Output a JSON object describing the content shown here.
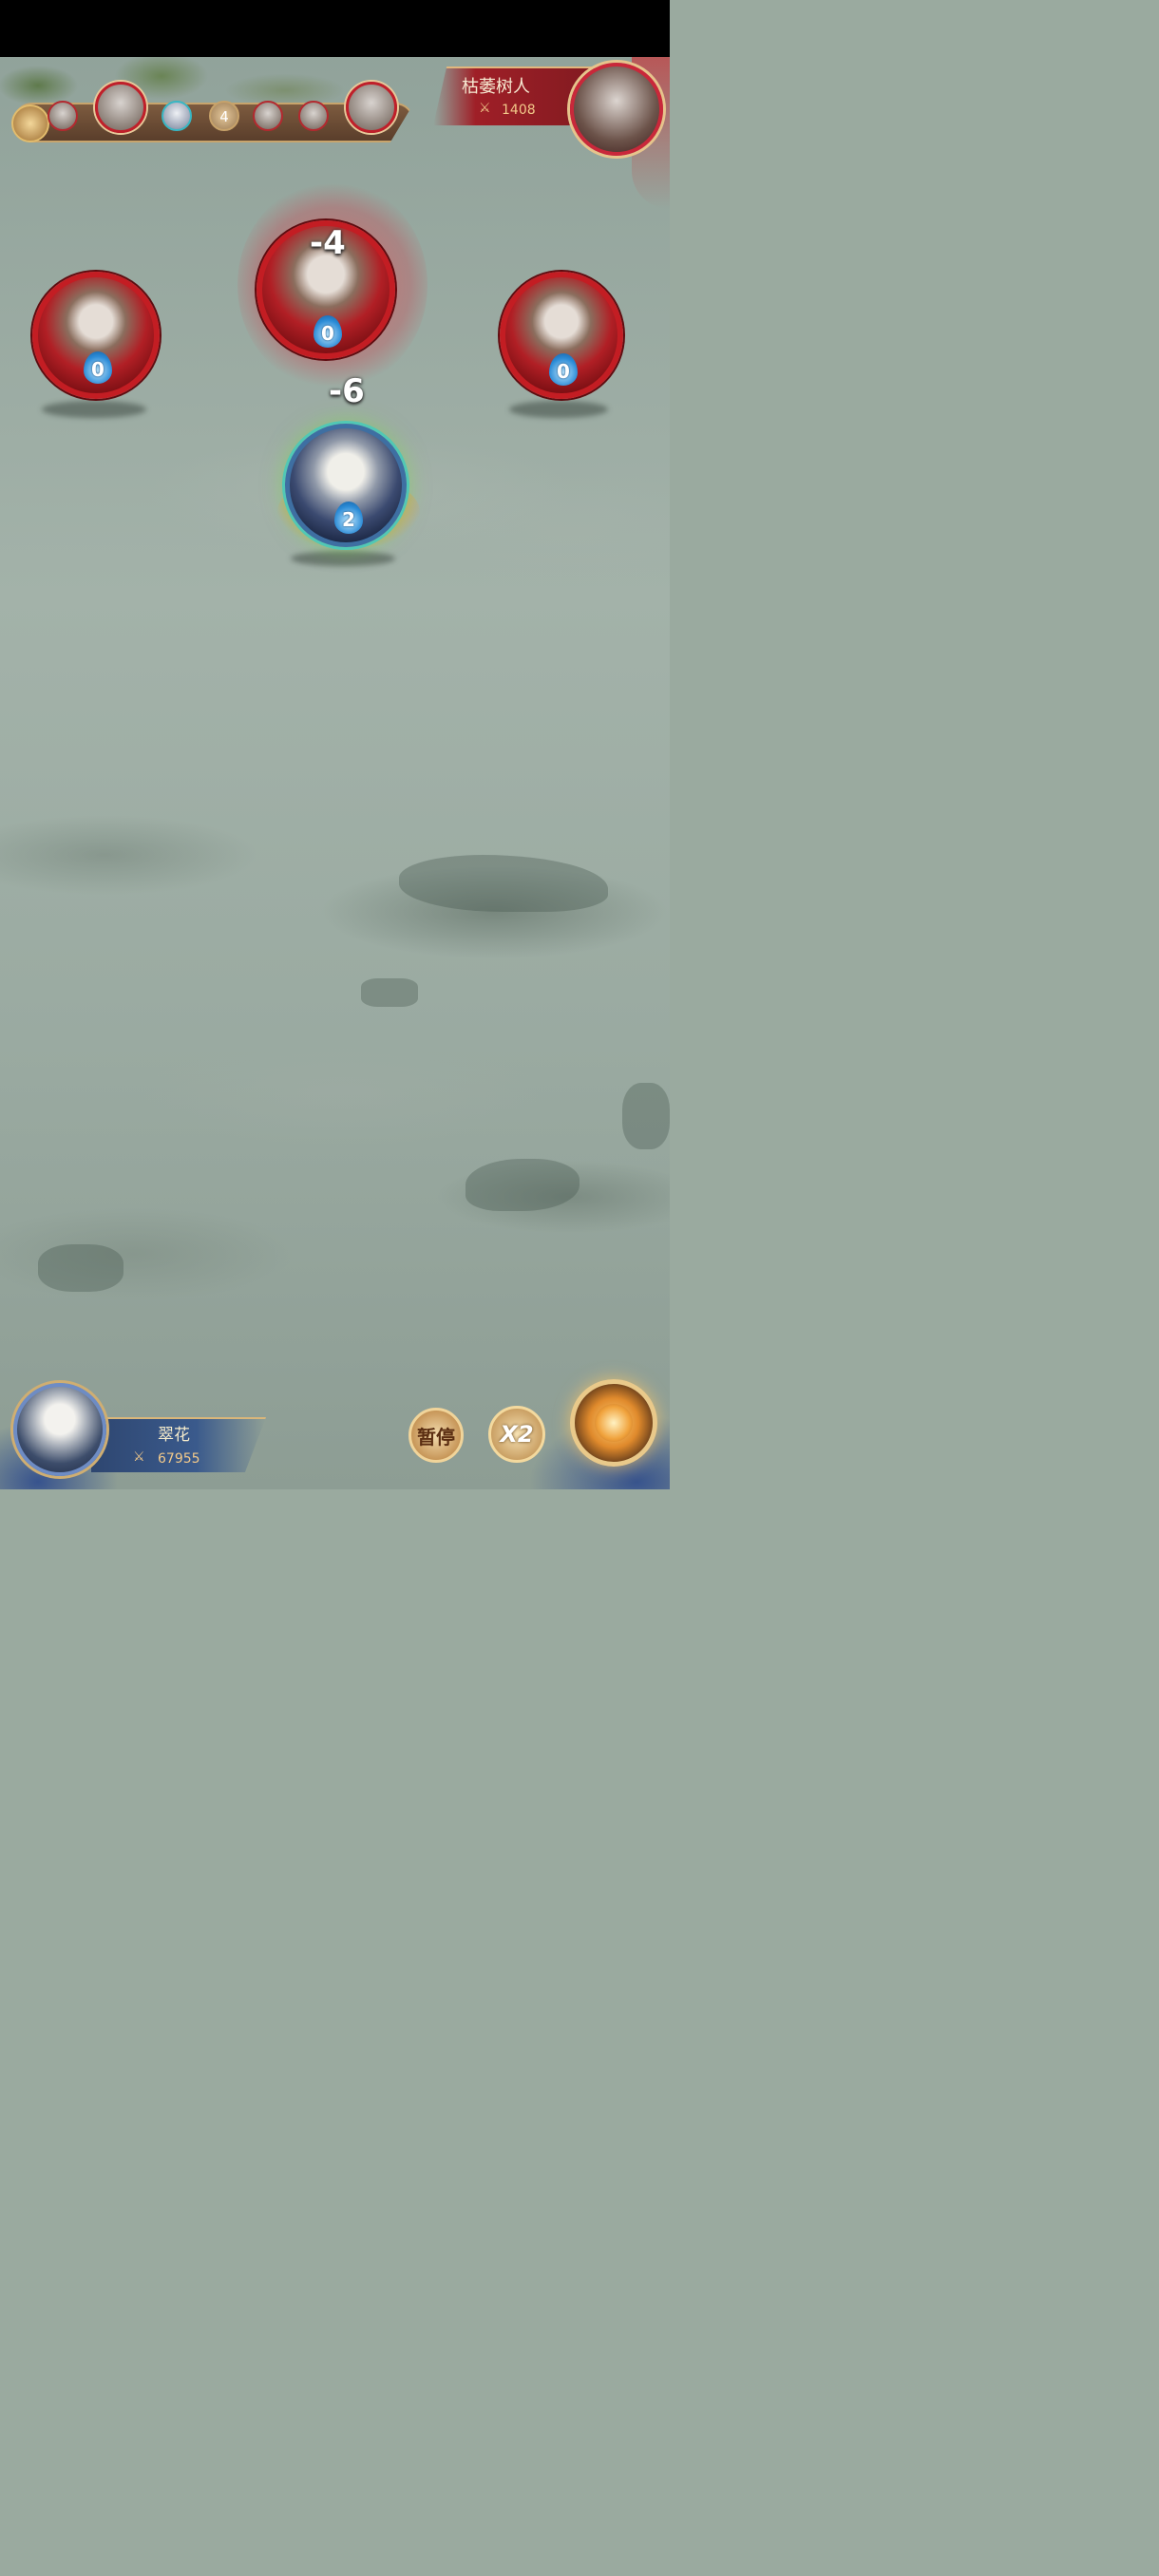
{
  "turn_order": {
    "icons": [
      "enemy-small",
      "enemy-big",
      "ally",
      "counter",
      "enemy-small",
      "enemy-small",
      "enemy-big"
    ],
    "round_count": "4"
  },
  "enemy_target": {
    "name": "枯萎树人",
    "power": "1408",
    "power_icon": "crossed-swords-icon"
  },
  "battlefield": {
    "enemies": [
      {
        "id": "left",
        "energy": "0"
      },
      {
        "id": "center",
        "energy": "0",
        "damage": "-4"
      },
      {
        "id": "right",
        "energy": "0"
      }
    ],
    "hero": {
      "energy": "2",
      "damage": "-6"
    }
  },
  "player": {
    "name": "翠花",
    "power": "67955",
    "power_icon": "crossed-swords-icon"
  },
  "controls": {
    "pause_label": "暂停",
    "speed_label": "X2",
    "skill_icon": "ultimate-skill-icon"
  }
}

++++

Exercise aim
Set down the material above as is, without any pictures.

Solution to this problem
Output a JSON object describing the content shown here.
{
  "turn_order": {
    "icons": [
      "enemy-small",
      "enemy-big",
      "ally",
      "counter",
      "enemy-small",
      "enemy-small",
      "enemy-big"
    ],
    "round_count": "4"
  },
  "enemy_target": {
    "name": "枯萎树人",
    "power": "1408",
    "power_icon": "crossed-swords-icon"
  },
  "battlefield": {
    "enemies": [
      {
        "id": "left",
        "energy": "0"
      },
      {
        "id": "center",
        "energy": "0",
        "damage": "-4"
      },
      {
        "id": "right",
        "energy": "0"
      }
    ],
    "hero": {
      "energy": "2",
      "damage": "-6"
    }
  },
  "player": {
    "name": "翠花",
    "power": "67955",
    "power_icon": "crossed-swords-icon"
  },
  "controls": {
    "pause_label": "暂停",
    "speed_label": "X2",
    "skill_icon": "ultimate-skill-icon"
  }
}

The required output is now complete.